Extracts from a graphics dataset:
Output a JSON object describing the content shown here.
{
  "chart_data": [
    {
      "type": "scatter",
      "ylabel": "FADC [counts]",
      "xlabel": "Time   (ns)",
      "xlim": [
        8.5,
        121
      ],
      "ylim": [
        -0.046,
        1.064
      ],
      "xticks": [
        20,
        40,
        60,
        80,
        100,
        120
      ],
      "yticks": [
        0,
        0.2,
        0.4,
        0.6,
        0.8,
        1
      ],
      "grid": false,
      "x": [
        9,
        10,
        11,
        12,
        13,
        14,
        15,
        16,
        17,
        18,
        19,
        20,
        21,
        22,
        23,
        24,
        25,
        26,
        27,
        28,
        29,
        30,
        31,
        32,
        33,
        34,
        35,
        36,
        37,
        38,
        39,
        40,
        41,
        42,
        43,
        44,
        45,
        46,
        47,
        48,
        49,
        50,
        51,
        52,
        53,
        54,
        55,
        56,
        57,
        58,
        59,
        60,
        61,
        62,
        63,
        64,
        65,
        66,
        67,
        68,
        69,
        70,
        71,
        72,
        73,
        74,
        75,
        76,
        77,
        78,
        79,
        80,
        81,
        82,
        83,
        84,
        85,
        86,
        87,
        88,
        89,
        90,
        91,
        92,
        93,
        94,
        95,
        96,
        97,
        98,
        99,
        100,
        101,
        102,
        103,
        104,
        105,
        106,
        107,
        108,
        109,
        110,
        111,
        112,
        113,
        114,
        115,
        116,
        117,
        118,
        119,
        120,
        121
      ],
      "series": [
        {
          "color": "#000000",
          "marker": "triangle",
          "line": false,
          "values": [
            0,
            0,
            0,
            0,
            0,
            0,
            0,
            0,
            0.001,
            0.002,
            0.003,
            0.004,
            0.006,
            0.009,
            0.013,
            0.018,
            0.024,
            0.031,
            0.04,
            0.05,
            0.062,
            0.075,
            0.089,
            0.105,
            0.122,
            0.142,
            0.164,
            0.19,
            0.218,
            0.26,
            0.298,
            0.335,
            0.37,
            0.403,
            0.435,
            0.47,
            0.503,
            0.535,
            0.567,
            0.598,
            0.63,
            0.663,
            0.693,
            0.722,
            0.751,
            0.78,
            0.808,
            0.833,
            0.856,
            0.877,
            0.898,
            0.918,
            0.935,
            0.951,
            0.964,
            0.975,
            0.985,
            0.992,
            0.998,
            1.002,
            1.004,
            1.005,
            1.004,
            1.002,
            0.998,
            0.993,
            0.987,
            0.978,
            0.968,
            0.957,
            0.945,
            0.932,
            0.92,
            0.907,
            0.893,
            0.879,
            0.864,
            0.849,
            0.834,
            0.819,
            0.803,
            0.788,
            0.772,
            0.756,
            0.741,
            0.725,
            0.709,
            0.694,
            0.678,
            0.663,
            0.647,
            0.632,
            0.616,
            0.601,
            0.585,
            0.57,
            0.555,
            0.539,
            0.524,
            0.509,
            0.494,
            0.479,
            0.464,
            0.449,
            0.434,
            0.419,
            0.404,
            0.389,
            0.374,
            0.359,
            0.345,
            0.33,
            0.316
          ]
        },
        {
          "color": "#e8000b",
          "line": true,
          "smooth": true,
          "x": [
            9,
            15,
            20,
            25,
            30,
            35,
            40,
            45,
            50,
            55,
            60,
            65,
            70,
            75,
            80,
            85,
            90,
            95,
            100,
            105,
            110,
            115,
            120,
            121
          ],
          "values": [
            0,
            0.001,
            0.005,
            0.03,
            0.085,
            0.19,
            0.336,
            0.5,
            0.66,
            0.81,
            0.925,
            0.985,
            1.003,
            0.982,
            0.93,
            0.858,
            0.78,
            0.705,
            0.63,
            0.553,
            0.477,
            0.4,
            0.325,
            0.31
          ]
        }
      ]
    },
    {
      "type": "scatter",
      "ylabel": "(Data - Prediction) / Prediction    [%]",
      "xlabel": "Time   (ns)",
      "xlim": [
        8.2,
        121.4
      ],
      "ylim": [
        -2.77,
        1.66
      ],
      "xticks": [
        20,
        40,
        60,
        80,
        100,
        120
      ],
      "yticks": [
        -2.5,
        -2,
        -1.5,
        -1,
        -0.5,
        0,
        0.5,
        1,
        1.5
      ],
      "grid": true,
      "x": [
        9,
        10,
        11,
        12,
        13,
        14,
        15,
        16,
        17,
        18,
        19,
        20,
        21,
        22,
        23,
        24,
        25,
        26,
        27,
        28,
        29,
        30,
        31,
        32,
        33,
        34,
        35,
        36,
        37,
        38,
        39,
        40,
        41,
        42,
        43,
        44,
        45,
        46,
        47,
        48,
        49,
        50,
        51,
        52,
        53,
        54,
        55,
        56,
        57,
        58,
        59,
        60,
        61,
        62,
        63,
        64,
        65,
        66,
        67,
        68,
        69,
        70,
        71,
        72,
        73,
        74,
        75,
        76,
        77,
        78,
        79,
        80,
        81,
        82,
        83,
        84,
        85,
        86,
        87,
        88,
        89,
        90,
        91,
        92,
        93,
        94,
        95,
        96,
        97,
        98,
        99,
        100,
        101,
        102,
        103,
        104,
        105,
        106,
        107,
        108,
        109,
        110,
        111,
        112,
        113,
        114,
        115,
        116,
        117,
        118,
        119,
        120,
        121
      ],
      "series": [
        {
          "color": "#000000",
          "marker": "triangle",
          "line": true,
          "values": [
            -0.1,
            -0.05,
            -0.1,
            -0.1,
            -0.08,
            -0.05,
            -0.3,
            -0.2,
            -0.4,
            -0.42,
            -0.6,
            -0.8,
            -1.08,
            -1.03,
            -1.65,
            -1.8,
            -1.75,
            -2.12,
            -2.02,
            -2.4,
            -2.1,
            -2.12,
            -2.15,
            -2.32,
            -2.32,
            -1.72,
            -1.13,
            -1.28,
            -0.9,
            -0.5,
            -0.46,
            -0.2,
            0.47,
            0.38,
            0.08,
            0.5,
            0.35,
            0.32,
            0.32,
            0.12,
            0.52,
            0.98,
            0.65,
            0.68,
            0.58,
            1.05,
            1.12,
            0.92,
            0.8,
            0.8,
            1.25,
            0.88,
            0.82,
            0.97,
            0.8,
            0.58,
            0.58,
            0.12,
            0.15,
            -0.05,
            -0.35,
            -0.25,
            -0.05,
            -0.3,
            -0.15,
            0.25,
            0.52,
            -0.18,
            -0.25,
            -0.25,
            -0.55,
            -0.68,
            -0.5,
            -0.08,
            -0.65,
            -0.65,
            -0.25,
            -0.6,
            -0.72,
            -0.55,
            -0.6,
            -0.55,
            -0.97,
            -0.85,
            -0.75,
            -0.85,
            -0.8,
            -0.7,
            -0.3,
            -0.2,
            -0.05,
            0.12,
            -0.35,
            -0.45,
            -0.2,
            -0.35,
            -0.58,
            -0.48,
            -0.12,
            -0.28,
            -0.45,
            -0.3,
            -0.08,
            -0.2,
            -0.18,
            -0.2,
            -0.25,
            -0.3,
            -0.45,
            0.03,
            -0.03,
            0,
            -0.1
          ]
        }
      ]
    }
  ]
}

* **WRITTEN EXERCISE**
Repeat all of the records above exactly as they appear.

* **SOLUTION TO THE PROBLEM**
Output a JSON object describing the content shown here.
{
  "chart_data": [
    {
      "type": "scatter",
      "ylabel": "FADC [counts]",
      "xlabel": "Time   (ns)",
      "xlim": [
        8.5,
        121
      ],
      "ylim": [
        -0.046,
        1.064
      ],
      "xticks": [
        20,
        40,
        60,
        80,
        100,
        120
      ],
      "yticks": [
        0,
        0.2,
        0.4,
        0.6,
        0.8,
        1
      ],
      "grid": false,
      "x": [
        9,
        10,
        11,
        12,
        13,
        14,
        15,
        16,
        17,
        18,
        19,
        20,
        21,
        22,
        23,
        24,
        25,
        26,
        27,
        28,
        29,
        30,
        31,
        32,
        33,
        34,
        35,
        36,
        37,
        38,
        39,
        40,
        41,
        42,
        43,
        44,
        45,
        46,
        47,
        48,
        49,
        50,
        51,
        52,
        53,
        54,
        55,
        56,
        57,
        58,
        59,
        60,
        61,
        62,
        63,
        64,
        65,
        66,
        67,
        68,
        69,
        70,
        71,
        72,
        73,
        74,
        75,
        76,
        77,
        78,
        79,
        80,
        81,
        82,
        83,
        84,
        85,
        86,
        87,
        88,
        89,
        90,
        91,
        92,
        93,
        94,
        95,
        96,
        97,
        98,
        99,
        100,
        101,
        102,
        103,
        104,
        105,
        106,
        107,
        108,
        109,
        110,
        111,
        112,
        113,
        114,
        115,
        116,
        117,
        118,
        119,
        120,
        121
      ],
      "series": [
        {
          "color": "#000000",
          "marker": "triangle",
          "line": false,
          "values": [
            0,
            0,
            0,
            0,
            0,
            0,
            0,
            0,
            0.001,
            0.002,
            0.003,
            0.004,
            0.006,
            0.009,
            0.013,
            0.018,
            0.024,
            0.031,
            0.04,
            0.05,
            0.062,
            0.075,
            0.089,
            0.105,
            0.122,
            0.142,
            0.164,
            0.19,
            0.218,
            0.26,
            0.298,
            0.335,
            0.37,
            0.403,
            0.435,
            0.47,
            0.503,
            0.535,
            0.567,
            0.598,
            0.63,
            0.663,
            0.693,
            0.722,
            0.751,
            0.78,
            0.808,
            0.833,
            0.856,
            0.877,
            0.898,
            0.918,
            0.935,
            0.951,
            0.964,
            0.975,
            0.985,
            0.992,
            0.998,
            1.002,
            1.004,
            1.005,
            1.004,
            1.002,
            0.998,
            0.993,
            0.987,
            0.978,
            0.968,
            0.957,
            0.945,
            0.932,
            0.92,
            0.907,
            0.893,
            0.879,
            0.864,
            0.849,
            0.834,
            0.819,
            0.803,
            0.788,
            0.772,
            0.756,
            0.741,
            0.725,
            0.709,
            0.694,
            0.678,
            0.663,
            0.647,
            0.632,
            0.616,
            0.601,
            0.585,
            0.57,
            0.555,
            0.539,
            0.524,
            0.509,
            0.494,
            0.479,
            0.464,
            0.449,
            0.434,
            0.419,
            0.404,
            0.389,
            0.374,
            0.359,
            0.345,
            0.33,
            0.316
          ]
        },
        {
          "color": "#e8000b",
          "line": true,
          "smooth": true,
          "x": [
            9,
            15,
            20,
            25,
            30,
            35,
            40,
            45,
            50,
            55,
            60,
            65,
            70,
            75,
            80,
            85,
            90,
            95,
            100,
            105,
            110,
            115,
            120,
            121
          ],
          "values": [
            0,
            0.001,
            0.005,
            0.03,
            0.085,
            0.19,
            0.336,
            0.5,
            0.66,
            0.81,
            0.925,
            0.985,
            1.003,
            0.982,
            0.93,
            0.858,
            0.78,
            0.705,
            0.63,
            0.553,
            0.477,
            0.4,
            0.325,
            0.31
          ]
        }
      ]
    },
    {
      "type": "scatter",
      "ylabel": "(Data - Prediction) / Prediction    [%]",
      "xlabel": "Time   (ns)",
      "xlim": [
        8.2,
        121.4
      ],
      "ylim": [
        -2.77,
        1.66
      ],
      "xticks": [
        20,
        40,
        60,
        80,
        100,
        120
      ],
      "yticks": [
        -2.5,
        -2,
        -1.5,
        -1,
        -0.5,
        0,
        0.5,
        1,
        1.5
      ],
      "grid": true,
      "x": [
        9,
        10,
        11,
        12,
        13,
        14,
        15,
        16,
        17,
        18,
        19,
        20,
        21,
        22,
        23,
        24,
        25,
        26,
        27,
        28,
        29,
        30,
        31,
        32,
        33,
        34,
        35,
        36,
        37,
        38,
        39,
        40,
        41,
        42,
        43,
        44,
        45,
        46,
        47,
        48,
        49,
        50,
        51,
        52,
        53,
        54,
        55,
        56,
        57,
        58,
        59,
        60,
        61,
        62,
        63,
        64,
        65,
        66,
        67,
        68,
        69,
        70,
        71,
        72,
        73,
        74,
        75,
        76,
        77,
        78,
        79,
        80,
        81,
        82,
        83,
        84,
        85,
        86,
        87,
        88,
        89,
        90,
        91,
        92,
        93,
        94,
        95,
        96,
        97,
        98,
        99,
        100,
        101,
        102,
        103,
        104,
        105,
        106,
        107,
        108,
        109,
        110,
        111,
        112,
        113,
        114,
        115,
        116,
        117,
        118,
        119,
        120,
        121
      ],
      "series": [
        {
          "color": "#000000",
          "marker": "triangle",
          "line": true,
          "values": [
            -0.1,
            -0.05,
            -0.1,
            -0.1,
            -0.08,
            -0.05,
            -0.3,
            -0.2,
            -0.4,
            -0.42,
            -0.6,
            -0.8,
            -1.08,
            -1.03,
            -1.65,
            -1.8,
            -1.75,
            -2.12,
            -2.02,
            -2.4,
            -2.1,
            -2.12,
            -2.15,
            -2.32,
            -2.32,
            -1.72,
            -1.13,
            -1.28,
            -0.9,
            -0.5,
            -0.46,
            -0.2,
            0.47,
            0.38,
            0.08,
            0.5,
            0.35,
            0.32,
            0.32,
            0.12,
            0.52,
            0.98,
            0.65,
            0.68,
            0.58,
            1.05,
            1.12,
            0.92,
            0.8,
            0.8,
            1.25,
            0.88,
            0.82,
            0.97,
            0.8,
            0.58,
            0.58,
            0.12,
            0.15,
            -0.05,
            -0.35,
            -0.25,
            -0.05,
            -0.3,
            -0.15,
            0.25,
            0.52,
            -0.18,
            -0.25,
            -0.25,
            -0.55,
            -0.68,
            -0.5,
            -0.08,
            -0.65,
            -0.65,
            -0.25,
            -0.6,
            -0.72,
            -0.55,
            -0.6,
            -0.55,
            -0.97,
            -0.85,
            -0.75,
            -0.85,
            -0.8,
            -0.7,
            -0.3,
            -0.2,
            -0.05,
            0.12,
            -0.35,
            -0.45,
            -0.2,
            -0.35,
            -0.58,
            -0.48,
            -0.12,
            -0.28,
            -0.45,
            -0.3,
            -0.08,
            -0.2,
            -0.18,
            -0.2,
            -0.25,
            -0.3,
            -0.45,
            0.03,
            -0.03,
            0,
            -0.1
          ]
        }
      ]
    }
  ]
}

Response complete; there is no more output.